• Given problem:
Below is a block of records. Copy every line in it that contains the word "this".

• A block of data:
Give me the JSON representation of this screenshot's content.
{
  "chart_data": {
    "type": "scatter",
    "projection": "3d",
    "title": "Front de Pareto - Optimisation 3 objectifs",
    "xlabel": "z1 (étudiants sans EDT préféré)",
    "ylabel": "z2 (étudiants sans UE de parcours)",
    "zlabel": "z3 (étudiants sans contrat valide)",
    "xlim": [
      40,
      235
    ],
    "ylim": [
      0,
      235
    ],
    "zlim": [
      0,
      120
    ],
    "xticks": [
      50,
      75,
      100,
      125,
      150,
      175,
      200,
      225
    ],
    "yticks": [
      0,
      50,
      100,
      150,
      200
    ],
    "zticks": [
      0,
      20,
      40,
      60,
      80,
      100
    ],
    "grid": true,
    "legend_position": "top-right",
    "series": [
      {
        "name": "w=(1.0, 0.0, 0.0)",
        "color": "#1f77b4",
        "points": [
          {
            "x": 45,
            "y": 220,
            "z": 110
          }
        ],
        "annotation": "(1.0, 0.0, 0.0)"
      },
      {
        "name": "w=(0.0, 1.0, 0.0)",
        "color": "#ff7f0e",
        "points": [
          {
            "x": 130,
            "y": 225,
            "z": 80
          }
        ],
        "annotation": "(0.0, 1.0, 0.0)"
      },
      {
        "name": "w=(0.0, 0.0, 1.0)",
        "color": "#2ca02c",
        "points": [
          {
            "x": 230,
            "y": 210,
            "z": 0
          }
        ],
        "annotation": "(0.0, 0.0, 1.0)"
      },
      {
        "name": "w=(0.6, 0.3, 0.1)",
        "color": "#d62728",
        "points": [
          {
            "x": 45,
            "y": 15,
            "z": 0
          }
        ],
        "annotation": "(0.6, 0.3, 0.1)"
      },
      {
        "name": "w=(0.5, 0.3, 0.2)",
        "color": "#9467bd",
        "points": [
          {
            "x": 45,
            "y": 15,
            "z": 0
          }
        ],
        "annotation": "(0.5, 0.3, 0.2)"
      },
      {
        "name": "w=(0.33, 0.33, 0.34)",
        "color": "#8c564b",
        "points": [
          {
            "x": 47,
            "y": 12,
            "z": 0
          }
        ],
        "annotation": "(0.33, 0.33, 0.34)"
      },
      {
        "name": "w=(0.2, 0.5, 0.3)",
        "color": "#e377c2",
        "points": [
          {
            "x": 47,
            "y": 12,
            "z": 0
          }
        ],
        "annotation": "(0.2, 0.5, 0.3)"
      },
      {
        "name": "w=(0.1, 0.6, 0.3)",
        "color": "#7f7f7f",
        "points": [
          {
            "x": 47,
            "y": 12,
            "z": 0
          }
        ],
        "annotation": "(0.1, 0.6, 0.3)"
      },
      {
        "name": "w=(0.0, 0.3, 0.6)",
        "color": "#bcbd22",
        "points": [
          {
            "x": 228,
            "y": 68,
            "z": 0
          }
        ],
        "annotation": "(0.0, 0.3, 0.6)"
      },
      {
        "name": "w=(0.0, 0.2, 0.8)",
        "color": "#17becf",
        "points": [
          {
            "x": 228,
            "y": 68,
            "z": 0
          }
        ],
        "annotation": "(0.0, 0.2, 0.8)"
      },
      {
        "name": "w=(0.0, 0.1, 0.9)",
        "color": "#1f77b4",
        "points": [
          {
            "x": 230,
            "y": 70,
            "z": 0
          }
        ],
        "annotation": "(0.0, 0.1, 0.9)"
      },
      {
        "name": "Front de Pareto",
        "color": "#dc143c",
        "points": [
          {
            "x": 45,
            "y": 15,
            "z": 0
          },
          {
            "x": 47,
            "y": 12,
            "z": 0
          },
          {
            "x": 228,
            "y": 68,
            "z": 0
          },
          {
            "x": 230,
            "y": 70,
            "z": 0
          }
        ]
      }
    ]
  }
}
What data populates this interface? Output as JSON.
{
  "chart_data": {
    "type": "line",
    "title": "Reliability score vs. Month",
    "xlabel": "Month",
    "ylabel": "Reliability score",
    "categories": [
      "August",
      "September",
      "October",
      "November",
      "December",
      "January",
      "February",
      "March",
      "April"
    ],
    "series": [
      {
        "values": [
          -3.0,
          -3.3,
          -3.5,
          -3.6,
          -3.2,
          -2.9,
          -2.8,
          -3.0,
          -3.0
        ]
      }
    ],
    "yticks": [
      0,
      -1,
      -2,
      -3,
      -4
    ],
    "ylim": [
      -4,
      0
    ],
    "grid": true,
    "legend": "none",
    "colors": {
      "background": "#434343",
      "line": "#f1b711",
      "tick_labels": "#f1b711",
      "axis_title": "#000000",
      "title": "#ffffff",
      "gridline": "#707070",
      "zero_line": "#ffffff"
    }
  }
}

• Response:
Give me the JSON representation of this screenshot's content.
What data populates this interface? Output as JSON.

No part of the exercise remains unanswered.